Check each line of the entries below for the string "Distance" and state how many lines have it, with no other text.

- [INPUT MATERIAL]
"""

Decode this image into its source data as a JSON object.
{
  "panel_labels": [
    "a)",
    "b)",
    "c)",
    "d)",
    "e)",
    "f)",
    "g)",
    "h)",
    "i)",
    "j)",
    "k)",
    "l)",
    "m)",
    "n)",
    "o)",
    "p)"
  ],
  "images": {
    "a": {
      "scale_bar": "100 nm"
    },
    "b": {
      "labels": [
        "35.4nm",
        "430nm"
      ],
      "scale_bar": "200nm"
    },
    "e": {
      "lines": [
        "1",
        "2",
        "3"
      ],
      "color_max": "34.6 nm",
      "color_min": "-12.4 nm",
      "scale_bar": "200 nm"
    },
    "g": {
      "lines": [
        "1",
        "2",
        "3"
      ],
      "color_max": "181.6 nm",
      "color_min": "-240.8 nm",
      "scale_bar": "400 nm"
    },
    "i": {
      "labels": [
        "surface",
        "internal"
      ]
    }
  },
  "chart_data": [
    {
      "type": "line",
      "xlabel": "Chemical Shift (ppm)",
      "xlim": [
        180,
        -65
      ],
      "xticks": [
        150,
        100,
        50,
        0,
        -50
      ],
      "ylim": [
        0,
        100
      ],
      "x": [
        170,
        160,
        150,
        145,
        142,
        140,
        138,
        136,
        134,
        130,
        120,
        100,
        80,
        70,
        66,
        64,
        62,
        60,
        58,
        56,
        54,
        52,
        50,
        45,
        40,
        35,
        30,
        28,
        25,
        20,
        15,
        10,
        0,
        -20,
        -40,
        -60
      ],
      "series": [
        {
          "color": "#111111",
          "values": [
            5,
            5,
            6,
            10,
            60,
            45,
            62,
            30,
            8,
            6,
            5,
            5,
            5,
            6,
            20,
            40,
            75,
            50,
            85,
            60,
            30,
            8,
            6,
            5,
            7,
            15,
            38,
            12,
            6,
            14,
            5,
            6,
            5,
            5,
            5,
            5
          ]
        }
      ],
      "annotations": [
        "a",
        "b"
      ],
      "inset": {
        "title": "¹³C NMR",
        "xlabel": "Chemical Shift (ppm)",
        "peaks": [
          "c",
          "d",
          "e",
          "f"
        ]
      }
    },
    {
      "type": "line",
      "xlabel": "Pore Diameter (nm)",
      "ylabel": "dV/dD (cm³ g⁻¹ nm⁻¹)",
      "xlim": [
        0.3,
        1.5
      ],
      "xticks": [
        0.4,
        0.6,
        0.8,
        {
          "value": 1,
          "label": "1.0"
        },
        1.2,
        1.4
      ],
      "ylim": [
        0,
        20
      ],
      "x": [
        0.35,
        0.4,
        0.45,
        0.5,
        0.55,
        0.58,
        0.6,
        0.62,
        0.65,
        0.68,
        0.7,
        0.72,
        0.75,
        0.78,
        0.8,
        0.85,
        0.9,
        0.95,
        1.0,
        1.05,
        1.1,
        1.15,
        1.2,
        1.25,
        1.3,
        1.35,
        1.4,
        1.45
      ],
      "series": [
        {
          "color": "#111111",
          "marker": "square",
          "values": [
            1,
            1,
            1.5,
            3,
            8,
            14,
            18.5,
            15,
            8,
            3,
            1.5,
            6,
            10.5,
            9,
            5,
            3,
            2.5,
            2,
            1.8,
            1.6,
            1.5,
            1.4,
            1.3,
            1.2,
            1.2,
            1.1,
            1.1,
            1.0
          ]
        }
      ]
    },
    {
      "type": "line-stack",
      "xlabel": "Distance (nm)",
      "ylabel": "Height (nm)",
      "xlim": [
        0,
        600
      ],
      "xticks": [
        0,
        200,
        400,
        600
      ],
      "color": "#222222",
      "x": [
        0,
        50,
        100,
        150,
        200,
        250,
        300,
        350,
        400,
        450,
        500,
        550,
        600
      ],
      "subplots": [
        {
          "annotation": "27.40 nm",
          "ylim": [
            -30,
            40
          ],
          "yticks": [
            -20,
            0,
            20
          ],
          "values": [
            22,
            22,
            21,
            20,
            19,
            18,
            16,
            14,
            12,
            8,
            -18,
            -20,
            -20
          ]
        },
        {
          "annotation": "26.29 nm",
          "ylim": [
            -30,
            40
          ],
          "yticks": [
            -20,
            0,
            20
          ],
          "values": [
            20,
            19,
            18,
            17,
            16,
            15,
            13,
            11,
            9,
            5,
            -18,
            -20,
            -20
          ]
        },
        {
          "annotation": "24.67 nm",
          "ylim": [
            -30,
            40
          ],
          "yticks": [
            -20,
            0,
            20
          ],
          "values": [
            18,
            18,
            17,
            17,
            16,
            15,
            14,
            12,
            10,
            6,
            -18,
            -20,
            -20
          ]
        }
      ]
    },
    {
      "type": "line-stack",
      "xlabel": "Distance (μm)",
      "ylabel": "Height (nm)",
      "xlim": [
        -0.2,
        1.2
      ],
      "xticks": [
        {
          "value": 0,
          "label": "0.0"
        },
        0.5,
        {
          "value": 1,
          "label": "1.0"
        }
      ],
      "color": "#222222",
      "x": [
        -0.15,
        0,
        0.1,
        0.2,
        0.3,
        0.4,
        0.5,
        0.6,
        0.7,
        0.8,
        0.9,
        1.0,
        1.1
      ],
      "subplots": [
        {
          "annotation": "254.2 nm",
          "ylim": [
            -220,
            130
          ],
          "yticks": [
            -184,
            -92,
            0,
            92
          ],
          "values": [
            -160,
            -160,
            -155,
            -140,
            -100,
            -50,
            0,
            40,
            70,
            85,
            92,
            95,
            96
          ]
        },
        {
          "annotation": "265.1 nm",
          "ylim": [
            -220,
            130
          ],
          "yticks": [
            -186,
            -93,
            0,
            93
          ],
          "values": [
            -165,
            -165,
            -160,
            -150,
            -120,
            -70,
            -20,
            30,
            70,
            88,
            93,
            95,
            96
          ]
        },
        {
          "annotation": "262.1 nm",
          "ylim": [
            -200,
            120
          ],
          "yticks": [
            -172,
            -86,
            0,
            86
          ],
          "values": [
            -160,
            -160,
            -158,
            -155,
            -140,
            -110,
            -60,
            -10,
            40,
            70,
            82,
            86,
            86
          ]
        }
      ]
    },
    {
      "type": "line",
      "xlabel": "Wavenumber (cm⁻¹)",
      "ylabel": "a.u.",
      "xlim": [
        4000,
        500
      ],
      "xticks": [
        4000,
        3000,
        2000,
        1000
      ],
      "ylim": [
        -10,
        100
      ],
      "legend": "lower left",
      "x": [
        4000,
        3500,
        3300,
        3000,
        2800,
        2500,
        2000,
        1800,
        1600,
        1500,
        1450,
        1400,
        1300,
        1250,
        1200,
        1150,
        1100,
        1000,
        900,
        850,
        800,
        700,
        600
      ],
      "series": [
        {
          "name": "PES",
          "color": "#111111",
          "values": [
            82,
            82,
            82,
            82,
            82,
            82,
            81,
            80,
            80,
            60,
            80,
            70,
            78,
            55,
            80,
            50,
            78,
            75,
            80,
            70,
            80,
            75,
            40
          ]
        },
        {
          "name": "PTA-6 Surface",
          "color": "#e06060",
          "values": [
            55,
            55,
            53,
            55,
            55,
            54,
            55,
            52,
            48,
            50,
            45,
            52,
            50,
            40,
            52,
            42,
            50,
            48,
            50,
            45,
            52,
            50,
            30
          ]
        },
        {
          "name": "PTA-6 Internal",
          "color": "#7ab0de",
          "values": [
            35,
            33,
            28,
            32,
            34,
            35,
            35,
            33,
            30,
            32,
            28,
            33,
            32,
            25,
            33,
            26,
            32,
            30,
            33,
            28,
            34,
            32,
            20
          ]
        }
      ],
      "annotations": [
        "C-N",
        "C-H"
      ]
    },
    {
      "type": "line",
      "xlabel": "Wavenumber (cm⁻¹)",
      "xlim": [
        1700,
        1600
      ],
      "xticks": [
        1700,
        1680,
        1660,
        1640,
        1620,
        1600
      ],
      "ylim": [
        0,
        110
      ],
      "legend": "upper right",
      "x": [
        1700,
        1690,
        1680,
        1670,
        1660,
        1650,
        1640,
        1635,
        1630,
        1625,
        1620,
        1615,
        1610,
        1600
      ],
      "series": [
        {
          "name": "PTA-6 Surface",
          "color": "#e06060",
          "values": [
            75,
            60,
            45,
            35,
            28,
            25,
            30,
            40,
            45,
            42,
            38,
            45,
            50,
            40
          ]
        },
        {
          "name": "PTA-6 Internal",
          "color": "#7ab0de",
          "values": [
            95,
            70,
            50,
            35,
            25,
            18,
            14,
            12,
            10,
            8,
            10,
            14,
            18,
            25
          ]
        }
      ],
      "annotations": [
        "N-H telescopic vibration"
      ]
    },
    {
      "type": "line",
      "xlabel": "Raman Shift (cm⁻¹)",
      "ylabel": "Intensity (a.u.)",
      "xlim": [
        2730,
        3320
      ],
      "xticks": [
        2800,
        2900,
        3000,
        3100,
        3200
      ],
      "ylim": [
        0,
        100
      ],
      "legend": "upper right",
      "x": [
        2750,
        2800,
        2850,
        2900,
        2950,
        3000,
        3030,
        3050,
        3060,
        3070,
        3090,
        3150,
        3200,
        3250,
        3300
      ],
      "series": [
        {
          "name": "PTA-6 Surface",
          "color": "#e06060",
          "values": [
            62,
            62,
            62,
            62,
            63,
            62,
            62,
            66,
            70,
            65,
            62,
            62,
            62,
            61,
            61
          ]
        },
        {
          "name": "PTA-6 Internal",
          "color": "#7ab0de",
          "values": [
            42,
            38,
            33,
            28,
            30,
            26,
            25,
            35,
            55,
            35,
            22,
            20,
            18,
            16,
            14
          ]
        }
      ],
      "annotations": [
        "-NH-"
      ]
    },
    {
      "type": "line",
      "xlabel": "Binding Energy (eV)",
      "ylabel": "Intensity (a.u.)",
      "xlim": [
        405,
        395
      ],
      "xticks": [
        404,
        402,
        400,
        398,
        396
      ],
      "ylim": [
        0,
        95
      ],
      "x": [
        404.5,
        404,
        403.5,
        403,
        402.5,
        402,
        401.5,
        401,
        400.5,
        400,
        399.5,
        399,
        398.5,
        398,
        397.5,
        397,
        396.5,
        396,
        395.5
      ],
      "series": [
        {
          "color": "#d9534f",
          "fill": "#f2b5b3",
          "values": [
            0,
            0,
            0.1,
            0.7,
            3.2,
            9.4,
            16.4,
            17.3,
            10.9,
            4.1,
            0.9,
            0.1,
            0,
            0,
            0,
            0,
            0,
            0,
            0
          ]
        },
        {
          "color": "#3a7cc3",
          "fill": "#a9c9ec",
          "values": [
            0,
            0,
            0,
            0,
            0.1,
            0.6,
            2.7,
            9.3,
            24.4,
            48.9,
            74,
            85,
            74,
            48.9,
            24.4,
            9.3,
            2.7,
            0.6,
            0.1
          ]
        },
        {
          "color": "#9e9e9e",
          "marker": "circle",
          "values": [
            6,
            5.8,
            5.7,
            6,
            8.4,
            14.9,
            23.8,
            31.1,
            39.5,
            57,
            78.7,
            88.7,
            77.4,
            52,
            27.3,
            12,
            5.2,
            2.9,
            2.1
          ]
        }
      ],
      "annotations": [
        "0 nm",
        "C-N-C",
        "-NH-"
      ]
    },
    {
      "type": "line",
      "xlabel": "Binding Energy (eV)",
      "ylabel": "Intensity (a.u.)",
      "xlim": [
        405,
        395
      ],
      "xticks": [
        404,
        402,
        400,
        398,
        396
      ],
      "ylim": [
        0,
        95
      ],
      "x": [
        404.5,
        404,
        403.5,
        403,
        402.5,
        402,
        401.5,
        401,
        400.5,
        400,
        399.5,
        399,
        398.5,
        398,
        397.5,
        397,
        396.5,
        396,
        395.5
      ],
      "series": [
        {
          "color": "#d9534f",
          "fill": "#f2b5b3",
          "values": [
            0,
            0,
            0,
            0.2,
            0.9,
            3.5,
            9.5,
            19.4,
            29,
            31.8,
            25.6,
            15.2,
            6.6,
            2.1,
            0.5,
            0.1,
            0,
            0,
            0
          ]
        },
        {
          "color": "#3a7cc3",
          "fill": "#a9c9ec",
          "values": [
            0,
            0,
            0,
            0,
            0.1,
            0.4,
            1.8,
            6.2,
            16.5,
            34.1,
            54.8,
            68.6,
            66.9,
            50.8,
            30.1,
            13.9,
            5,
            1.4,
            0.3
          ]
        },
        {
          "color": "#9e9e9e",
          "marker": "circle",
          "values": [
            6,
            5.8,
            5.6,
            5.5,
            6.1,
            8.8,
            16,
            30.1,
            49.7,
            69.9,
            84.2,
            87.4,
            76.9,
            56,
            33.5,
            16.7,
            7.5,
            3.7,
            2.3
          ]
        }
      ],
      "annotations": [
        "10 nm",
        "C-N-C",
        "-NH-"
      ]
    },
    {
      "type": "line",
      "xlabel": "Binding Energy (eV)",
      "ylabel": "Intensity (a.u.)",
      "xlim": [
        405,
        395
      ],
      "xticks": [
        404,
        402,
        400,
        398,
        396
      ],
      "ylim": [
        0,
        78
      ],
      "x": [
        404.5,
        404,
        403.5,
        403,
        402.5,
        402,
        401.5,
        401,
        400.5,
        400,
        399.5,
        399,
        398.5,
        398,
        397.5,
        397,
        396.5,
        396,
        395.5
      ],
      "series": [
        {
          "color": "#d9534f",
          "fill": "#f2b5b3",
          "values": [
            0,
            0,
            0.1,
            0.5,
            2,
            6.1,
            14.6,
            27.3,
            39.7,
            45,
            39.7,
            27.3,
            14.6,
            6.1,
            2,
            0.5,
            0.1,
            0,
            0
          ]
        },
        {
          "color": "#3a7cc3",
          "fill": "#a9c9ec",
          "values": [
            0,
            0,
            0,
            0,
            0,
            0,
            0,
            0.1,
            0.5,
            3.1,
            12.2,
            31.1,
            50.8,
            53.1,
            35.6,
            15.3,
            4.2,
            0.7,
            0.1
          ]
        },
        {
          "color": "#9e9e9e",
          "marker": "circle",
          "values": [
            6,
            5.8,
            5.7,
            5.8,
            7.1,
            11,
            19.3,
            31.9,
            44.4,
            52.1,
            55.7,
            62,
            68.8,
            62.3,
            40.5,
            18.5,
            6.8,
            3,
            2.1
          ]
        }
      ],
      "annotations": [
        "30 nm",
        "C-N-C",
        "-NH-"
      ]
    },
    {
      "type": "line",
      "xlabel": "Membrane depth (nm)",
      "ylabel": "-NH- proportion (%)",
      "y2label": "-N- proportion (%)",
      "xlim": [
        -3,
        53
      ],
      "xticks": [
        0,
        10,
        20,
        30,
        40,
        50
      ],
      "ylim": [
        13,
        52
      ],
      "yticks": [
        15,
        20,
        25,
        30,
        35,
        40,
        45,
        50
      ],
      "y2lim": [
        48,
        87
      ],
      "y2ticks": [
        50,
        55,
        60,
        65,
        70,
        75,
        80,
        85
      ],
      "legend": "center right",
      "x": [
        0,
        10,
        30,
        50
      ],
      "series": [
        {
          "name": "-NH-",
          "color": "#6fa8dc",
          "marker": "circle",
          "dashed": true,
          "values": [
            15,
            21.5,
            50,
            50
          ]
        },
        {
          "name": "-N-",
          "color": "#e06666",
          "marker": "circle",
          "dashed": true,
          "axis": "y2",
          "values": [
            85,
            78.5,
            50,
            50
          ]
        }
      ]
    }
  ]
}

"""

- [EXPECTED ANSWER] 2